Exactly reproduce each line of the listing that follows.

-=-=-=-=-

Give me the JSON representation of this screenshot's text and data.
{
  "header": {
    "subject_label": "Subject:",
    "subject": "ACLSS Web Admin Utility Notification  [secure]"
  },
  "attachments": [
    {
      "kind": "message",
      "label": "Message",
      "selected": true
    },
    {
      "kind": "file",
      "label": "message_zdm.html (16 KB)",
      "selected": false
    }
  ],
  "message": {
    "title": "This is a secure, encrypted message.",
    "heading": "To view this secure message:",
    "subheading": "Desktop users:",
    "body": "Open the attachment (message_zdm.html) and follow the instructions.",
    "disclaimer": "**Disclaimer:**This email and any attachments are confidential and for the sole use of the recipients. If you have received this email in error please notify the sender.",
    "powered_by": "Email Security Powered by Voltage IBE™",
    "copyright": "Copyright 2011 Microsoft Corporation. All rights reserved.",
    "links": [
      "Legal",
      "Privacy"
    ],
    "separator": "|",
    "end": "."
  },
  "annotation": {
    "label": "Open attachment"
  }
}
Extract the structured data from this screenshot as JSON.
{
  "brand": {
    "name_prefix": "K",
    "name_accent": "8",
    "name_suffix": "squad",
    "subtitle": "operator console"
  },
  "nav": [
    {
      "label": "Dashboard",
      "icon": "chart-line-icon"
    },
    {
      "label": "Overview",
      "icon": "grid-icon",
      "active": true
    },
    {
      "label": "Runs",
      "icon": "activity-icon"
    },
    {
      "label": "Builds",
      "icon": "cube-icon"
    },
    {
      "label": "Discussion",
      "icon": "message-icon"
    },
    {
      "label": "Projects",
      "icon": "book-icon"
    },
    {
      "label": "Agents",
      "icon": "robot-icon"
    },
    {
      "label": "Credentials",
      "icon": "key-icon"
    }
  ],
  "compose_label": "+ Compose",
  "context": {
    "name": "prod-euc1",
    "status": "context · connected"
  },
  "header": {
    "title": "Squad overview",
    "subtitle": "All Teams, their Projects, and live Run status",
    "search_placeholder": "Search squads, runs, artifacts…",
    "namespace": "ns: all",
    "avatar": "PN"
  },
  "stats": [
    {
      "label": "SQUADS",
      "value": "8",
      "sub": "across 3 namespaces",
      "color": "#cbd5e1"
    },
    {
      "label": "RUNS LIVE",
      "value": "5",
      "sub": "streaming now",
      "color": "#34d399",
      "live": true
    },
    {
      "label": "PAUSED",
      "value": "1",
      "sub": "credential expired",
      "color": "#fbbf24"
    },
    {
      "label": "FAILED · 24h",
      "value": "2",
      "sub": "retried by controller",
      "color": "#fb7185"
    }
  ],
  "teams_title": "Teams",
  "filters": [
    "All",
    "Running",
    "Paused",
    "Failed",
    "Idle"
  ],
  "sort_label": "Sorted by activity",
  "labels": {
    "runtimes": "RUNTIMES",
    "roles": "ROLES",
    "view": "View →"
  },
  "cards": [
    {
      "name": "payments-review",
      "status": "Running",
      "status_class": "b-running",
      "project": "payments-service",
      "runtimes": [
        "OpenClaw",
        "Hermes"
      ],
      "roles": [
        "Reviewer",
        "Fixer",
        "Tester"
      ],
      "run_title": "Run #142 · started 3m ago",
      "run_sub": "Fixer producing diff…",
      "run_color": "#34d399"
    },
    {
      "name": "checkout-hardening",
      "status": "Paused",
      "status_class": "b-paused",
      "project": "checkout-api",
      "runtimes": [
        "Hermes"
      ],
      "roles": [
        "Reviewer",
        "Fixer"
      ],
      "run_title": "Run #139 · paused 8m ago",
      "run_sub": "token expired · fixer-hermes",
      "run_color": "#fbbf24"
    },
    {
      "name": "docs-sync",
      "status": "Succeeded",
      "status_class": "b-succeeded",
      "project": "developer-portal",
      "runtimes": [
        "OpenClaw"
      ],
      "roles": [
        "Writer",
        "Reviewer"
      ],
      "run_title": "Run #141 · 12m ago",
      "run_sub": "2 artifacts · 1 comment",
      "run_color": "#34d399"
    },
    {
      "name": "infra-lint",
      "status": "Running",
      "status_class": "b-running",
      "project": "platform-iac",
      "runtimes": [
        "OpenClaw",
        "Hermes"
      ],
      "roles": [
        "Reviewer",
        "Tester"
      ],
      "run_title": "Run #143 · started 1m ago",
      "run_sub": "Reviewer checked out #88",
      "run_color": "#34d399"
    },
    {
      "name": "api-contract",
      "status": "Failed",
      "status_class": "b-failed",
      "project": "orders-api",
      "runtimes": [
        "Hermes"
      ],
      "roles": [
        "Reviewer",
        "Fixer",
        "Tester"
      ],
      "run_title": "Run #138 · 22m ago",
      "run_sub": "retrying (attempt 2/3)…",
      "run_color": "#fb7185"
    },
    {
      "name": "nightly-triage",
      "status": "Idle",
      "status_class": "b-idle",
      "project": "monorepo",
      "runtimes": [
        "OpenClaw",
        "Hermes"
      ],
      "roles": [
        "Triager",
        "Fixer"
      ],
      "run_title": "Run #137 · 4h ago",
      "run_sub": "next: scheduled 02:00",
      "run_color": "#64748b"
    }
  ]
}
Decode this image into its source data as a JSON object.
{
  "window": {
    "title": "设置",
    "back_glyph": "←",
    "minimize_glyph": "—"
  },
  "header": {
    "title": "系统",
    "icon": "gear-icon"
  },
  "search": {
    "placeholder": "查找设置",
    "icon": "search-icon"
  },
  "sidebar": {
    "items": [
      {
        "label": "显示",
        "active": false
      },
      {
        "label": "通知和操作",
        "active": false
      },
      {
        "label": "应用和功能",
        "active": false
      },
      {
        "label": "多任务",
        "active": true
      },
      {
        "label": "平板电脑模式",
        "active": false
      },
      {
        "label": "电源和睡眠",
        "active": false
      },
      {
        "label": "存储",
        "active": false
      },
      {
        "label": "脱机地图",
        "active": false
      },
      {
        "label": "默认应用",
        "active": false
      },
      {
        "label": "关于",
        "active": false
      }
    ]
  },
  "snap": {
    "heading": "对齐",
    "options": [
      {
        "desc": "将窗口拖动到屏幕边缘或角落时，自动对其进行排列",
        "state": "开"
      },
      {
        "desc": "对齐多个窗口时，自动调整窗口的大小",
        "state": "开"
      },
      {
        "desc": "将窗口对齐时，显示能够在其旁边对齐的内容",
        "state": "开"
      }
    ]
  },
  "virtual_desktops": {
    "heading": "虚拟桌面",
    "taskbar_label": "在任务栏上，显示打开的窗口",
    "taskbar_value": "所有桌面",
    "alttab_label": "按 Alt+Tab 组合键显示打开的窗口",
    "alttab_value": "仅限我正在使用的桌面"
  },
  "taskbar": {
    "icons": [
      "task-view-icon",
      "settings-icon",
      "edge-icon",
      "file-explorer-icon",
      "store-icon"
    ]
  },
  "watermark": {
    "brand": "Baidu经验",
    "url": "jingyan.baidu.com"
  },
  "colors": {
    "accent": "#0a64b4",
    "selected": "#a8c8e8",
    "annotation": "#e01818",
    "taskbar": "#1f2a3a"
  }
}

-=-=-=-=-

> Exercise result
Give me the JSON representation of this screenshot's text and data.
{
  "header": {
    "subject_label": "Subject:",
    "subject": "ACLSS Web Admin Utility Notification  [secure]"
  },
  "attachments": [
    {
      "kind": "message",
      "label": "Message",
      "selected": true
    },
    {
      "kind": "file",
      "label": "message_zdm.html (16 KB)",
      "selected": false
    }
  ],
  "message": {
    "title": "This is a secure, encrypted message.",
    "heading": "To view this secure message:",
    "subheading": "Desktop users:",
    "body": "Open the attachment (message_zdm.html) and follow the instructions.",
    "disclaimer": "**Disclaimer:**This email and any attachments are confidential and for the sole use of the recipients. If you have received this email in error please notify the sender.",
    "powered_by": "Email Security Powered by Voltage IBE™",
    "copyright": "Copyright 2011 Microsoft Corporation. All rights reserved.",
    "links": [
      "Legal",
      "Privacy"
    ],
    "separator": "|",
    "end": "."
  },
  "annotation": {
    "label": "Open attachment"
  }
}
Extract the structured data from this screenshot as JSON.
{
  "brand": {
    "name_prefix": "K",
    "name_accent": "8",
    "name_suffix": "squad",
    "subtitle": "operator console"
  },
  "nav": [
    {
      "label": "Dashboard",
      "icon": "chart-line-icon"
    },
    {
      "label": "Overview",
      "icon": "grid-icon",
      "active": true
    },
    {
      "label": "Runs",
      "icon": "activity-icon"
    },
    {
      "label": "Builds",
      "icon": "cube-icon"
    },
    {
      "label": "Discussion",
      "icon": "message-icon"
    },
    {
      "label": "Projects",
      "icon": "book-icon"
    },
    {
      "label": "Agents",
      "icon": "robot-icon"
    },
    {
      "label": "Credentials",
      "icon": "key-icon"
    }
  ],
  "compose_label": "+ Compose",
  "context": {
    "name": "prod-euc1",
    "status": "context · connected"
  },
  "header": {
    "title": "Squad overview",
    "subtitle": "All Teams, their Projects, and live Run status",
    "search_placeholder": "Search squads, runs, artifacts…",
    "namespace": "ns: all",
    "avatar": "PN"
  },
  "stats": [
    {
      "label": "SQUADS",
      "value": "8",
      "sub": "across 3 namespaces",
      "color": "#cbd5e1"
    },
    {
      "label": "RUNS LIVE",
      "value": "5",
      "sub": "streaming now",
      "color": "#34d399",
      "live": true
    },
    {
      "label": "PAUSED",
      "value": "1",
      "sub": "credential expired",
      "color": "#fbbf24"
    },
    {
      "label": "FAILED · 24h",
      "value": "2",
      "sub": "retried by controller",
      "color": "#fb7185"
    }
  ],
  "teams_title": "Teams",
  "filters": [
    "All",
    "Running",
    "Paused",
    "Failed",
    "Idle"
  ],
  "sort_label": "Sorted by activity",
  "labels": {
    "runtimes": "RUNTIMES",
    "roles": "ROLES",
    "view": "View →"
  },
  "cards": [
    {
      "name": "payments-review",
      "status": "Running",
      "status_class": "b-running",
      "project": "payments-service",
      "runtimes": [
        "OpenClaw",
        "Hermes"
      ],
      "roles": [
        "Reviewer",
        "Fixer",
        "Tester"
      ],
      "run_title": "Run #142 · started 3m ago",
      "run_sub": "Fixer producing diff…",
      "run_color": "#34d399"
    },
    {
      "name": "checkout-hardening",
      "status": "Paused",
      "status_class": "b-paused",
      "project": "checkout-api",
      "runtimes": [
        "Hermes"
      ],
      "roles": [
        "Reviewer",
        "Fixer"
      ],
      "run_title": "Run #139 · paused 8m ago",
      "run_sub": "token expired · fixer-hermes",
      "run_color": "#fbbf24"
    },
    {
      "name": "docs-sync",
      "status": "Succeeded",
      "status_class": "b-succeeded",
      "project": "developer-portal",
      "runtimes": [
        "OpenClaw"
      ],
      "roles": [
        "Writer",
        "Reviewer"
      ],
      "run_title": "Run #141 · 12m ago",
      "run_sub": "2 artifacts · 1 comment",
      "run_color": "#34d399"
    },
    {
      "name": "infra-lint",
      "status": "Running",
      "status_class": "b-running",
      "project": "platform-iac",
      "runtimes": [
        "OpenClaw",
        "Hermes"
      ],
      "roles": [
        "Reviewer",
        "Tester"
      ],
      "run_title": "Run #143 · started 1m ago",
      "run_sub": "Reviewer checked out #88",
      "run_color": "#34d399"
    },
    {
      "name": "api-contract",
      "status": "Failed",
      "status_class": "b-failed",
      "project": "orders-api",
      "runtimes": [
        "Hermes"
      ],
      "roles": [
        "Reviewer",
        "Fixer",
        "Tester"
      ],
      "run_title": "Run #138 · 22m ago",
      "run_sub": "retrying (attempt 2/3)…",
      "run_color": "#fb7185"
    },
    {
      "name": "nightly-triage",
      "status": "Idle",
      "status_class": "b-idle",
      "project": "monorepo",
      "runtimes": [
        "OpenClaw",
        "Hermes"
      ],
      "roles": [
        "Triager",
        "Fixer"
      ],
      "run_title": "Run #137 · 4h ago",
      "run_sub": "next: scheduled 02:00",
      "run_color": "#64748b"
    }
  ]
}
Decode this image into its source data as a JSON object.
{
  "window": {
    "title": "设置",
    "back_glyph": "←",
    "minimize_glyph": "—"
  },
  "header": {
    "title": "系统",
    "icon": "gear-icon"
  },
  "search": {
    "placeholder": "查找设置",
    "icon": "search-icon"
  },
  "sidebar": {
    "items": [
      {
        "label": "显示",
        "active": false
      },
      {
        "label": "通知和操作",
        "active": false
      },
      {
        "label": "应用和功能",
        "active": false
      },
      {
        "label": "多任务",
        "active": true
      },
      {
        "label": "平板电脑模式",
        "active": false
      },
      {
        "label": "电源和睡眠",
        "active": false
      },
      {
        "label": "存储",
        "active": false
      },
      {
        "label": "脱机地图",
        "active": false
      },
      {
        "label": "默认应用",
        "active": false
      },
      {
        "label": "关于",
        "active": false
      }
    ]
  },
  "snap": {
    "heading": "对齐",
    "options": [
      {
        "desc": "将窗口拖动到屏幕边缘或角落时，自动对其进行排列",
        "state": "开"
      },
      {
        "desc": "对齐多个窗口时，自动调整窗口的大小",
        "state": "开"
      },
      {
        "desc": "将窗口对齐时，显示能够在其旁边对齐的内容",
        "state": "开"
      }
    ]
  },
  "virtual_desktops": {
    "heading": "虚拟桌面",
    "taskbar_label": "在任务栏上，显示打开的窗口",
    "taskbar_value": "所有桌面",
    "alttab_label": "按 Alt+Tab 组合键显示打开的窗口",
    "alttab_value": "仅限我正在使用的桌面"
  },
  "taskbar": {
    "icons": [
      "task-view-icon",
      "settings-icon",
      "edge-icon",
      "file-explorer-icon",
      "store-icon"
    ]
  },
  "watermark": {
    "brand": "Baidu经验",
    "url": "jingyan.baidu.com"
  },
  "colors": {
    "accent": "#0a64b4",
    "selected": "#a8c8e8",
    "annotation": "#e01818",
    "taskbar": "#1f2a3a"
  }
}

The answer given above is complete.